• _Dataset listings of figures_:
■ ■ ■ ■ ■ ■ ■

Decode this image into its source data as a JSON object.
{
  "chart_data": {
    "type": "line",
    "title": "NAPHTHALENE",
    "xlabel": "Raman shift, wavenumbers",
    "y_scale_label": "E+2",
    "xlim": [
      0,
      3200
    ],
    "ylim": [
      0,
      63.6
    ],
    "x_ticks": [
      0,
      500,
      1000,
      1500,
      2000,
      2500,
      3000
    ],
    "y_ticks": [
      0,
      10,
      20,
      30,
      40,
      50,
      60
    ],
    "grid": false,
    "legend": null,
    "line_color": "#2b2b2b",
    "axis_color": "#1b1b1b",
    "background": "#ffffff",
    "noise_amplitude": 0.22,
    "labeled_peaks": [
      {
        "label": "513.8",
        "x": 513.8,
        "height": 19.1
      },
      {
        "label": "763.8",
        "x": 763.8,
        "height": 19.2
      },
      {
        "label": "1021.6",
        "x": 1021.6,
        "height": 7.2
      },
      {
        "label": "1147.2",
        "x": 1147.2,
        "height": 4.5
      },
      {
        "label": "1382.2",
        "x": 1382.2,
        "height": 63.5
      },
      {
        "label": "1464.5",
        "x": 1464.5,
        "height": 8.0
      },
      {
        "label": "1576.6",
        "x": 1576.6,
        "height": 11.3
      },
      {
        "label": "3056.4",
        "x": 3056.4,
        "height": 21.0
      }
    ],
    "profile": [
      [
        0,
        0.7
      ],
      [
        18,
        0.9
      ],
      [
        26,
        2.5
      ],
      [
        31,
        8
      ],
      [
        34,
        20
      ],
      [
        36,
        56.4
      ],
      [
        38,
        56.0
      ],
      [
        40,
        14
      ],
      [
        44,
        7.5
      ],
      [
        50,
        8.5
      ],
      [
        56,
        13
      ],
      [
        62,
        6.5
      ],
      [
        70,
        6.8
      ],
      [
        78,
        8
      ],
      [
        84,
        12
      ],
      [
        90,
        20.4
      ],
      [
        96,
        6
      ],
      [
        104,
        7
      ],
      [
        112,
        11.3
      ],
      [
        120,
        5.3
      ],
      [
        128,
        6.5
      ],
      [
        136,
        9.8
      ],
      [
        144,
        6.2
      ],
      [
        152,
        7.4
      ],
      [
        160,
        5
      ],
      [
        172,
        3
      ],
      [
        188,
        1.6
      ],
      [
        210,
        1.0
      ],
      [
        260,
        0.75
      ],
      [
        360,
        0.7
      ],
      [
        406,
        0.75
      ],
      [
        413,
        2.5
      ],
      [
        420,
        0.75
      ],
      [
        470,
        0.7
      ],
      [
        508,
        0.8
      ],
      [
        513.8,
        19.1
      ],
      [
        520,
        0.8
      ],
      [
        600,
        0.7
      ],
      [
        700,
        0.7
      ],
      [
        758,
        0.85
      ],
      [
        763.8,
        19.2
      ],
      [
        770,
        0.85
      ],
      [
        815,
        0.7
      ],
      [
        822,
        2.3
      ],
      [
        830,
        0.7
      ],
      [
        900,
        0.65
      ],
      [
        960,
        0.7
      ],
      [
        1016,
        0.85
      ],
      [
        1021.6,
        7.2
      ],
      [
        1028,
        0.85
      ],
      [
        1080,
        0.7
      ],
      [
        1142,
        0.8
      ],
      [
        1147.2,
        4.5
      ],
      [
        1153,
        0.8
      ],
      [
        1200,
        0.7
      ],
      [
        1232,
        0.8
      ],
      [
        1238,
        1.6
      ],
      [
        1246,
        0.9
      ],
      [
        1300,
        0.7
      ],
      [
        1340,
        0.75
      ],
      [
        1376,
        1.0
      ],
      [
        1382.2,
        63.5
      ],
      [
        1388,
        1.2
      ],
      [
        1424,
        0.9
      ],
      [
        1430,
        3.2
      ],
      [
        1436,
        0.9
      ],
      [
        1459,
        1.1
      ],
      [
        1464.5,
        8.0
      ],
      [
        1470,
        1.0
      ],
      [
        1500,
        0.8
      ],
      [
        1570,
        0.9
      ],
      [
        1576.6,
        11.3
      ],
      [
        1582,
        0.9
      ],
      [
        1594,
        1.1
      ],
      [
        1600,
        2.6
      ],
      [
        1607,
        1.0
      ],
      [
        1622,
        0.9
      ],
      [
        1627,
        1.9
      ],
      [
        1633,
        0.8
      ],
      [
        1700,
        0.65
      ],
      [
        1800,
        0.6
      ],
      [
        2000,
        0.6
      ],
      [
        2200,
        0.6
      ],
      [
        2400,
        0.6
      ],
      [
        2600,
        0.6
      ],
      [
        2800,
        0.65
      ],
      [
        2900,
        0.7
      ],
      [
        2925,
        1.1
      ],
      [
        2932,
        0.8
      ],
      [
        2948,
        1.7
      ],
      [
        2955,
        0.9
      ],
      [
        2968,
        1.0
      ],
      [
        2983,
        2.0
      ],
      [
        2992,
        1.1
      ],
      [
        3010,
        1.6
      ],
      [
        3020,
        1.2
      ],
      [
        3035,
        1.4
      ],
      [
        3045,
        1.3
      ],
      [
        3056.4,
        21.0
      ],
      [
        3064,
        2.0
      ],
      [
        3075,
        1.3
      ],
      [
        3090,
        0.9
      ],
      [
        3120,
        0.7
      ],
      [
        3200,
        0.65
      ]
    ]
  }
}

■ ■ ■ ■ ■ ■ ■

Write the data out again in full and exactly.

• _Answer for the task_:
Decode this image into its source data as a JSON object.
{
  "chart_data": {
    "type": "line",
    "title": "NAPHTHALENE",
    "xlabel": "Raman shift, wavenumbers",
    "y_scale_label": "E+2",
    "xlim": [
      0,
      3200
    ],
    "ylim": [
      0,
      63.6
    ],
    "x_ticks": [
      0,
      500,
      1000,
      1500,
      2000,
      2500,
      3000
    ],
    "y_ticks": [
      0,
      10,
      20,
      30,
      40,
      50,
      60
    ],
    "grid": false,
    "legend": null,
    "line_color": "#2b2b2b",
    "axis_color": "#1b1b1b",
    "background": "#ffffff",
    "noise_amplitude": 0.22,
    "labeled_peaks": [
      {
        "label": "513.8",
        "x": 513.8,
        "height": 19.1
      },
      {
        "label": "763.8",
        "x": 763.8,
        "height": 19.2
      },
      {
        "label": "1021.6",
        "x": 1021.6,
        "height": 7.2
      },
      {
        "label": "1147.2",
        "x": 1147.2,
        "height": 4.5
      },
      {
        "label": "1382.2",
        "x": 1382.2,
        "height": 63.5
      },
      {
        "label": "1464.5",
        "x": 1464.5,
        "height": 8.0
      },
      {
        "label": "1576.6",
        "x": 1576.6,
        "height": 11.3
      },
      {
        "label": "3056.4",
        "x": 3056.4,
        "height": 21.0
      }
    ],
    "profile": [
      [
        0,
        0.7
      ],
      [
        18,
        0.9
      ],
      [
        26,
        2.5
      ],
      [
        31,
        8
      ],
      [
        34,
        20
      ],
      [
        36,
        56.4
      ],
      [
        38,
        56.0
      ],
      [
        40,
        14
      ],
      [
        44,
        7.5
      ],
      [
        50,
        8.5
      ],
      [
        56,
        13
      ],
      [
        62,
        6.5
      ],
      [
        70,
        6.8
      ],
      [
        78,
        8
      ],
      [
        84,
        12
      ],
      [
        90,
        20.4
      ],
      [
        96,
        6
      ],
      [
        104,
        7
      ],
      [
        112,
        11.3
      ],
      [
        120,
        5.3
      ],
      [
        128,
        6.5
      ],
      [
        136,
        9.8
      ],
      [
        144,
        6.2
      ],
      [
        152,
        7.4
      ],
      [
        160,
        5
      ],
      [
        172,
        3
      ],
      [
        188,
        1.6
      ],
      [
        210,
        1.0
      ],
      [
        260,
        0.75
      ],
      [
        360,
        0.7
      ],
      [
        406,
        0.75
      ],
      [
        413,
        2.5
      ],
      [
        420,
        0.75
      ],
      [
        470,
        0.7
      ],
      [
        508,
        0.8
      ],
      [
        513.8,
        19.1
      ],
      [
        520,
        0.8
      ],
      [
        600,
        0.7
      ],
      [
        700,
        0.7
      ],
      [
        758,
        0.85
      ],
      [
        763.8,
        19.2
      ],
      [
        770,
        0.85
      ],
      [
        815,
        0.7
      ],
      [
        822,
        2.3
      ],
      [
        830,
        0.7
      ],
      [
        900,
        0.65
      ],
      [
        960,
        0.7
      ],
      [
        1016,
        0.85
      ],
      [
        1021.6,
        7.2
      ],
      [
        1028,
        0.85
      ],
      [
        1080,
        0.7
      ],
      [
        1142,
        0.8
      ],
      [
        1147.2,
        4.5
      ],
      [
        1153,
        0.8
      ],
      [
        1200,
        0.7
      ],
      [
        1232,
        0.8
      ],
      [
        1238,
        1.6
      ],
      [
        1246,
        0.9
      ],
      [
        1300,
        0.7
      ],
      [
        1340,
        0.75
      ],
      [
        1376,
        1.0
      ],
      [
        1382.2,
        63.5
      ],
      [
        1388,
        1.2
      ],
      [
        1424,
        0.9
      ],
      [
        1430,
        3.2
      ],
      [
        1436,
        0.9
      ],
      [
        1459,
        1.1
      ],
      [
        1464.5,
        8.0
      ],
      [
        1470,
        1.0
      ],
      [
        1500,
        0.8
      ],
      [
        1570,
        0.9
      ],
      [
        1576.6,
        11.3
      ],
      [
        1582,
        0.9
      ],
      [
        1594,
        1.1
      ],
      [
        1600,
        2.6
      ],
      [
        1607,
        1.0
      ],
      [
        1622,
        0.9
      ],
      [
        1627,
        1.9
      ],
      [
        1633,
        0.8
      ],
      [
        1700,
        0.65
      ],
      [
        1800,
        0.6
      ],
      [
        2000,
        0.6
      ],
      [
        2200,
        0.6
      ],
      [
        2400,
        0.6
      ],
      [
        2600,
        0.6
      ],
      [
        2800,
        0.65
      ],
      [
        2900,
        0.7
      ],
      [
        2925,
        1.1
      ],
      [
        2932,
        0.8
      ],
      [
        2948,
        1.7
      ],
      [
        2955,
        0.9
      ],
      [
        2968,
        1.0
      ],
      [
        2983,
        2.0
      ],
      [
        2992,
        1.1
      ],
      [
        3010,
        1.6
      ],
      [
        3020,
        1.2
      ],
      [
        3035,
        1.4
      ],
      [
        3045,
        1.3
      ],
      [
        3056.4,
        21.0
      ],
      [
        3064,
        2.0
      ],
      [
        3075,
        1.3
      ],
      [
        3090,
        0.9
      ],
      [
        3120,
        0.7
      ],
      [
        3200,
        0.65
      ]
    ]
  }
}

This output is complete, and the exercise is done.